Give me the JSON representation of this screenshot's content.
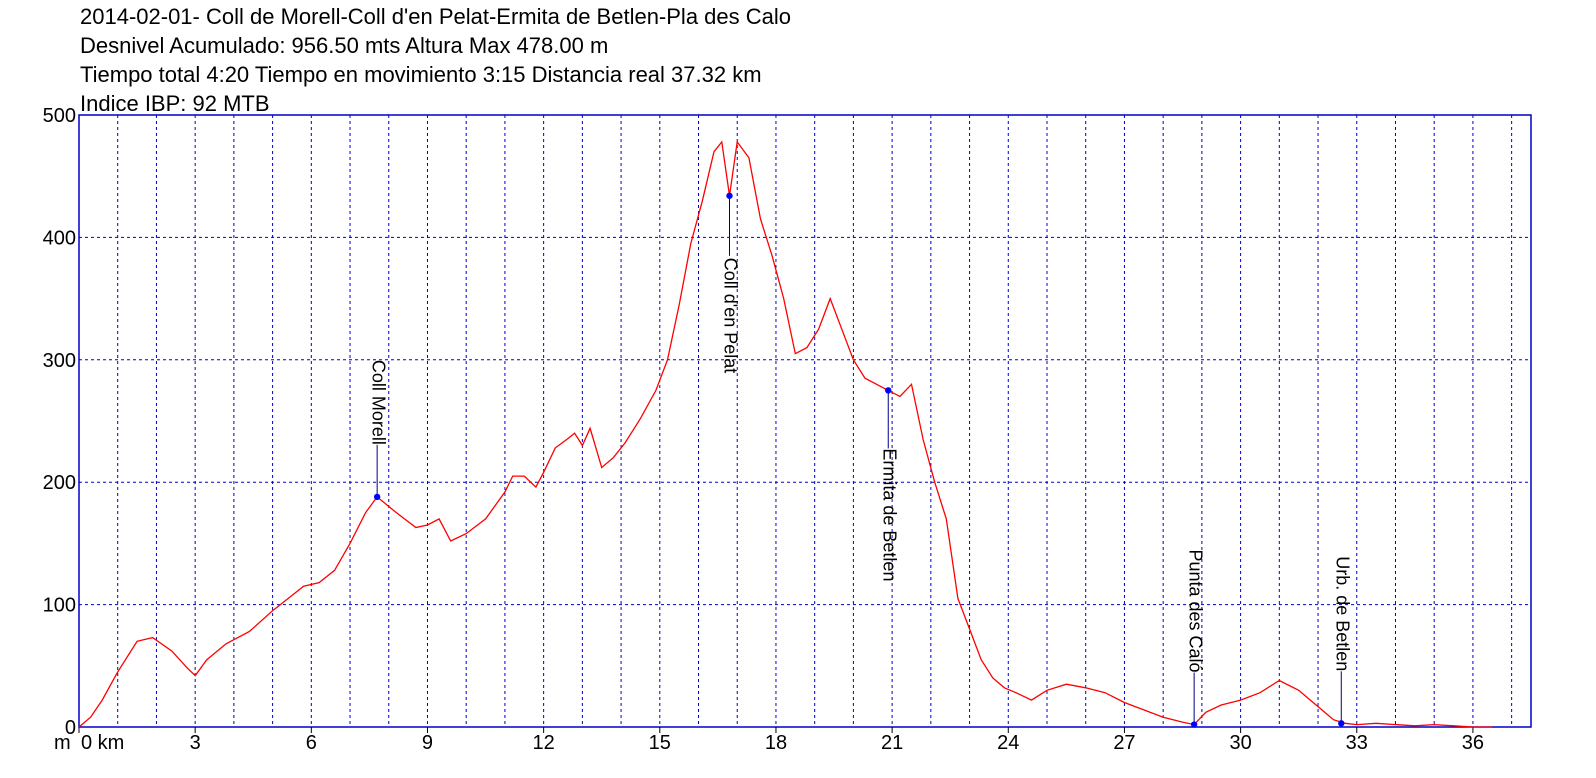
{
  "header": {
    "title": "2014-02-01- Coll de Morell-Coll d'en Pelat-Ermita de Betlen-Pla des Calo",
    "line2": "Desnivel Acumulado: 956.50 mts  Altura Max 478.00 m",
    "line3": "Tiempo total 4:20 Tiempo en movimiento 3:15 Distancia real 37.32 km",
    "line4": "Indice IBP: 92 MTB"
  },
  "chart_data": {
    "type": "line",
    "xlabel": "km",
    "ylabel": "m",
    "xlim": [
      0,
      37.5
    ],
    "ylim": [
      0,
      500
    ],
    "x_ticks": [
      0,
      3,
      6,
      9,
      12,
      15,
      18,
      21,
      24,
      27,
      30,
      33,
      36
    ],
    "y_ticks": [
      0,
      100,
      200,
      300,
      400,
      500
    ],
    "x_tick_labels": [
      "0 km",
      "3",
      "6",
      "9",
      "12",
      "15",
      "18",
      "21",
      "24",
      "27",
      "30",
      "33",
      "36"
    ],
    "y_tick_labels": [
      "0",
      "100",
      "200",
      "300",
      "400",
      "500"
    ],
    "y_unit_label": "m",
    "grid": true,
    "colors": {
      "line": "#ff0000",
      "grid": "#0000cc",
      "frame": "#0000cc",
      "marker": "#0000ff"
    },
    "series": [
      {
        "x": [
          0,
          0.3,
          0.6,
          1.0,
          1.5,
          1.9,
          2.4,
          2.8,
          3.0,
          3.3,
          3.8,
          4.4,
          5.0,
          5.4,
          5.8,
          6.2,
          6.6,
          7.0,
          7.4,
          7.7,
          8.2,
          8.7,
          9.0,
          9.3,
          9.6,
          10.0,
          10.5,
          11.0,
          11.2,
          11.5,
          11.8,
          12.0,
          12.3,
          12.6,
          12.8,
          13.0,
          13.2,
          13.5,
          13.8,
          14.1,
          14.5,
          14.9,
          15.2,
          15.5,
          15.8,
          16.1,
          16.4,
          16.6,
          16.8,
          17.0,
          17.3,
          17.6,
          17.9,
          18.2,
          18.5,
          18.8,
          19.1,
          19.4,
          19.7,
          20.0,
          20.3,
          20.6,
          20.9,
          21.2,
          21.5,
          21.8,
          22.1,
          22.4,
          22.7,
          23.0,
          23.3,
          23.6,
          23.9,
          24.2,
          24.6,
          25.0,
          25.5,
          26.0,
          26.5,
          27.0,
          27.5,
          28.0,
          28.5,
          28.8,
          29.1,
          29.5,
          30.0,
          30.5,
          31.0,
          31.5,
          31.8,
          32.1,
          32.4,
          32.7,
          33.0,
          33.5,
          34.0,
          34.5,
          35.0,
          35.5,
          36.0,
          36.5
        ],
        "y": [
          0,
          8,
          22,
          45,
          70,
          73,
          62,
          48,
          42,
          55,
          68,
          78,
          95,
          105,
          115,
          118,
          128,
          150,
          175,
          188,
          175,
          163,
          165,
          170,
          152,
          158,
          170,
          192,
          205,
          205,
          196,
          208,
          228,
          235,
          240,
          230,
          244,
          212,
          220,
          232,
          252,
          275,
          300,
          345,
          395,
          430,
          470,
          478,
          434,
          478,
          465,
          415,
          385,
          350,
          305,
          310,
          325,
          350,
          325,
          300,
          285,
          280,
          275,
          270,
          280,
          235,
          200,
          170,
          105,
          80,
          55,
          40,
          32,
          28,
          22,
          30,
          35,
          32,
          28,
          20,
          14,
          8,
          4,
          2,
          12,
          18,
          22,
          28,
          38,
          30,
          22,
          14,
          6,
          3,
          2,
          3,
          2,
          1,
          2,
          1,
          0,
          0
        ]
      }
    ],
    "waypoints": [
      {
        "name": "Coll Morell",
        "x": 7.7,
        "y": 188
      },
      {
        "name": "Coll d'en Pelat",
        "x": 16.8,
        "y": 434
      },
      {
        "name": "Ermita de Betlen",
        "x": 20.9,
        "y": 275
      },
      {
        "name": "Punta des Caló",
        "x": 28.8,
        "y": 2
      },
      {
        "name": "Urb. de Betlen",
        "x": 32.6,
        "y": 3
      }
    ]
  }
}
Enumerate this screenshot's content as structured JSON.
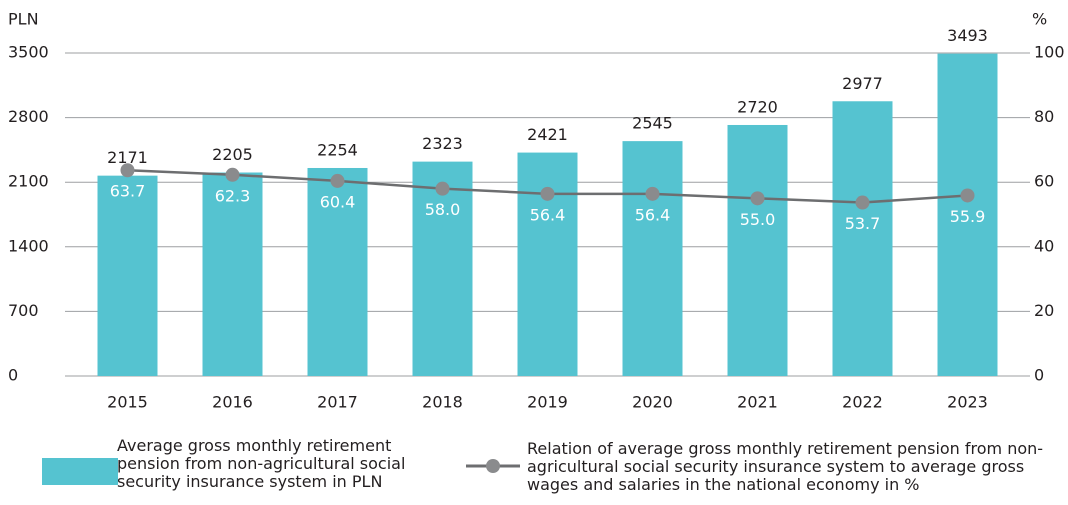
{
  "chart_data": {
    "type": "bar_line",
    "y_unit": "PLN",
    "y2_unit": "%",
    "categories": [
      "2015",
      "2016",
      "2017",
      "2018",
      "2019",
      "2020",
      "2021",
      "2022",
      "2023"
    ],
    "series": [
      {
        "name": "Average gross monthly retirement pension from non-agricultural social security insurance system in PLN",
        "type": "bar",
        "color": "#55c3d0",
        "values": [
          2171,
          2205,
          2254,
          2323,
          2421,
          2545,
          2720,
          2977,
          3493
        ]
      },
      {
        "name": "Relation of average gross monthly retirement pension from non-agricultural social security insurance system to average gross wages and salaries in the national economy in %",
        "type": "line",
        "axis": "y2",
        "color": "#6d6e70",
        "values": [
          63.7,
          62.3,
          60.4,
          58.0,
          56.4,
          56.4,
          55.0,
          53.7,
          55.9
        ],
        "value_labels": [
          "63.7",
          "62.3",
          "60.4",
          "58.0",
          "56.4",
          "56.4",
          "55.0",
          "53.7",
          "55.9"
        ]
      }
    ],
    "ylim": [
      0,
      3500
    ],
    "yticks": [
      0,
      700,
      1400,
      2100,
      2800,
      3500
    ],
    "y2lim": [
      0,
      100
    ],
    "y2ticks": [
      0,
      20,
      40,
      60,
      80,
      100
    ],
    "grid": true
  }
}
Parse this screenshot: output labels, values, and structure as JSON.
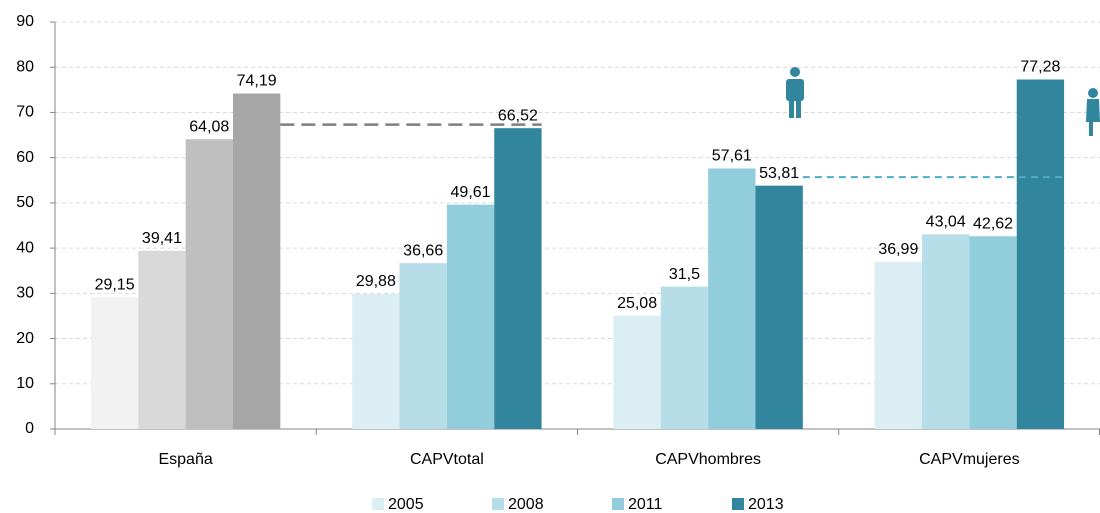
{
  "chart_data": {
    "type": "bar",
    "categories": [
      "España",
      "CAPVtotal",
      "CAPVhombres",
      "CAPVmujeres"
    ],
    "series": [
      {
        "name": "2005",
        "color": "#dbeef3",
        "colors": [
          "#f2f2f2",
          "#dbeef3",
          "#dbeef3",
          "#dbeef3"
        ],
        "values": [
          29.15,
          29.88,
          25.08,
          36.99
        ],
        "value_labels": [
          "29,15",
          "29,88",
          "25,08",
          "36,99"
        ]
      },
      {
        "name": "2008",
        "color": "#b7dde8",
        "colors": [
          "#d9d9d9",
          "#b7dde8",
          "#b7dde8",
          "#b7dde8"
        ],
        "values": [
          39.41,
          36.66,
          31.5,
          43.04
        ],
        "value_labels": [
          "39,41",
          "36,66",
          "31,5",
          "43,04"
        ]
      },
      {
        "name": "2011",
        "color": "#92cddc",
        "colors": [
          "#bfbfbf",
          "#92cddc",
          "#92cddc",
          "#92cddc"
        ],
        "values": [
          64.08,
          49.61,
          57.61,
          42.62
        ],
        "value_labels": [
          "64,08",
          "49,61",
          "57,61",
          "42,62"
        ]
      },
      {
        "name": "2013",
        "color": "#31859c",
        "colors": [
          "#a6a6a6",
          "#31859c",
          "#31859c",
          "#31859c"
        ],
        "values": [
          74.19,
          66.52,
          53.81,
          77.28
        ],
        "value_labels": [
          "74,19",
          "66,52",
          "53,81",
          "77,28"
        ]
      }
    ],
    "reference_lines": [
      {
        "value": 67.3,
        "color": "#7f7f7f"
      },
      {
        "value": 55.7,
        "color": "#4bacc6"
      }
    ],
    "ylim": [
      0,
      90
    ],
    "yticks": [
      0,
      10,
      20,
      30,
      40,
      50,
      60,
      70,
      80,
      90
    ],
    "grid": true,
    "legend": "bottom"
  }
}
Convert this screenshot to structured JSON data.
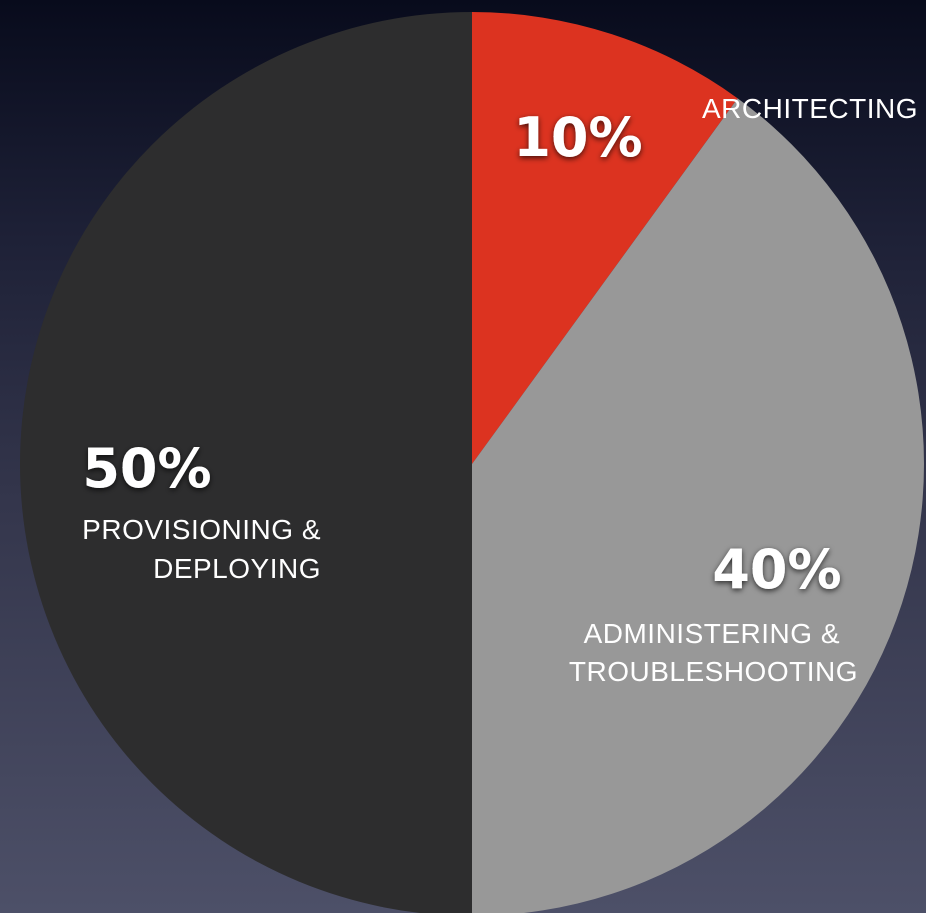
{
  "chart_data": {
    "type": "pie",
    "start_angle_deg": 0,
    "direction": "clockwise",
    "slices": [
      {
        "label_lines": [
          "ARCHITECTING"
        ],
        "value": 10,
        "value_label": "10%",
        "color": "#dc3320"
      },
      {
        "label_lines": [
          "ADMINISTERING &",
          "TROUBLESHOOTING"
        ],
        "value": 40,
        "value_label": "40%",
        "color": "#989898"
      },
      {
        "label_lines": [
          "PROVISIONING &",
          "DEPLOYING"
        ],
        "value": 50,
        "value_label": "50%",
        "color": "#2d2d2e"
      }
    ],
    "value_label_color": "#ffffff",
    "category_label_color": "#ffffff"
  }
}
────────────────────────────────────────
- GOAL:
Reproduce precisely the lines of the entries above, from the one containing "Convert this screenshot" through the final one, both ends included, and omit the pictures.

- OUTPUT:
Convert this screenshot to structured JSON data.
{
  "chart_data": {
    "type": "pie",
    "start_angle_deg": 0,
    "direction": "clockwise",
    "slices": [
      {
        "label_lines": [
          "ARCHITECTING"
        ],
        "value": 10,
        "value_label": "10%",
        "color": "#dc3320"
      },
      {
        "label_lines": [
          "ADMINISTERING &",
          "TROUBLESHOOTING"
        ],
        "value": 40,
        "value_label": "40%",
        "color": "#989898"
      },
      {
        "label_lines": [
          "PROVISIONING &",
          "DEPLOYING"
        ],
        "value": 50,
        "value_label": "50%",
        "color": "#2d2d2e"
      }
    ],
    "value_label_color": "#ffffff",
    "category_label_color": "#ffffff"
  }
}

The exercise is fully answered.